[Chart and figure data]
******************************

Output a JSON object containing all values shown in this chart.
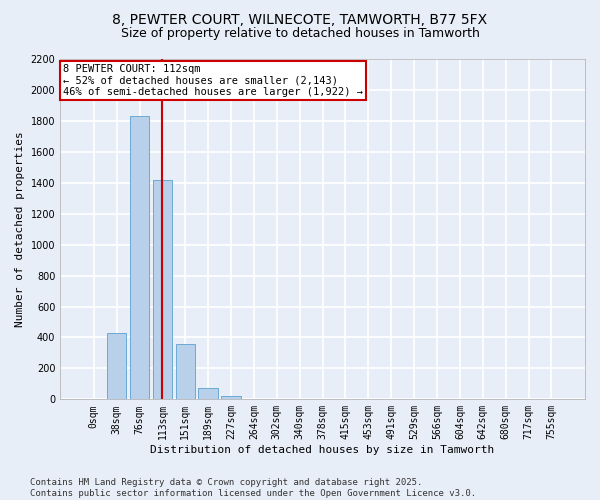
{
  "title_line1": "8, PEWTER COURT, WILNECOTE, TAMWORTH, B77 5FX",
  "title_line2": "Size of property relative to detached houses in Tamworth",
  "xlabel": "Distribution of detached houses by size in Tamworth",
  "ylabel": "Number of detached properties",
  "bar_labels": [
    "0sqm",
    "38sqm",
    "76sqm",
    "113sqm",
    "151sqm",
    "189sqm",
    "227sqm",
    "264sqm",
    "302sqm",
    "340sqm",
    "378sqm",
    "415sqm",
    "453sqm",
    "491sqm",
    "529sqm",
    "566sqm",
    "604sqm",
    "642sqm",
    "680sqm",
    "717sqm",
    "755sqm"
  ],
  "bar_values": [
    5,
    430,
    1830,
    1415,
    355,
    75,
    22,
    3,
    0,
    0,
    0,
    0,
    0,
    0,
    0,
    0,
    0,
    0,
    0,
    0,
    0
  ],
  "bar_color": "#b8d0ea",
  "bar_edge_color": "#6aaad4",
  "annotation_text_line1": "8 PEWTER COURT: 112sqm",
  "annotation_text_line2": "← 52% of detached houses are smaller (2,143)",
  "annotation_text_line3": "46% of semi-detached houses are larger (1,922) →",
  "vline_color": "#cc0000",
  "annotation_box_edge": "#cc0000",
  "ylim": [
    0,
    2200
  ],
  "yticks": [
    0,
    200,
    400,
    600,
    800,
    1000,
    1200,
    1400,
    1600,
    1800,
    2000,
    2200
  ],
  "footer_line1": "Contains HM Land Registry data © Crown copyright and database right 2025.",
  "footer_line2": "Contains public sector information licensed under the Open Government Licence v3.0.",
  "bg_color": "#e8eef7",
  "plot_bg_color": "#e8eef7",
  "grid_color": "#ffffff",
  "title_fontsize": 10,
  "subtitle_fontsize": 9,
  "axis_label_fontsize": 8,
  "tick_fontsize": 7,
  "annotation_fontsize": 7.5,
  "footer_fontsize": 6.5
}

******************************

## WHAT YOU NEED TO DO
Write the records above out again exactly, with no pictures in your copy.

## TASK OUTPUT
Output a JSON object containing all values shown in this chart.
{
  "title_line1": "8, PEWTER COURT, WILNECOTE, TAMWORTH, B77 5FX",
  "title_line2": "Size of property relative to detached houses in Tamworth",
  "xlabel": "Distribution of detached houses by size in Tamworth",
  "ylabel": "Number of detached properties",
  "bar_labels": [
    "0sqm",
    "38sqm",
    "76sqm",
    "113sqm",
    "151sqm",
    "189sqm",
    "227sqm",
    "264sqm",
    "302sqm",
    "340sqm",
    "378sqm",
    "415sqm",
    "453sqm",
    "491sqm",
    "529sqm",
    "566sqm",
    "604sqm",
    "642sqm",
    "680sqm",
    "717sqm",
    "755sqm"
  ],
  "bar_values": [
    5,
    430,
    1830,
    1415,
    355,
    75,
    22,
    3,
    0,
    0,
    0,
    0,
    0,
    0,
    0,
    0,
    0,
    0,
    0,
    0,
    0
  ],
  "bar_color": "#b8d0ea",
  "bar_edge_color": "#6aaad4",
  "annotation_text_line1": "8 PEWTER COURT: 112sqm",
  "annotation_text_line2": "← 52% of detached houses are smaller (2,143)",
  "annotation_text_line3": "46% of semi-detached houses are larger (1,922) →",
  "vline_color": "#cc0000",
  "annotation_box_edge": "#cc0000",
  "ylim": [
    0,
    2200
  ],
  "yticks": [
    0,
    200,
    400,
    600,
    800,
    1000,
    1200,
    1400,
    1600,
    1800,
    2000,
    2200
  ],
  "footer_line1": "Contains HM Land Registry data © Crown copyright and database right 2025.",
  "footer_line2": "Contains public sector information licensed under the Open Government Licence v3.0.",
  "bg_color": "#e8eef7",
  "plot_bg_color": "#e8eef7",
  "grid_color": "#ffffff",
  "title_fontsize": 10,
  "subtitle_fontsize": 9,
  "axis_label_fontsize": 8,
  "tick_fontsize": 7,
  "annotation_fontsize": 7.5,
  "footer_fontsize": 6.5
}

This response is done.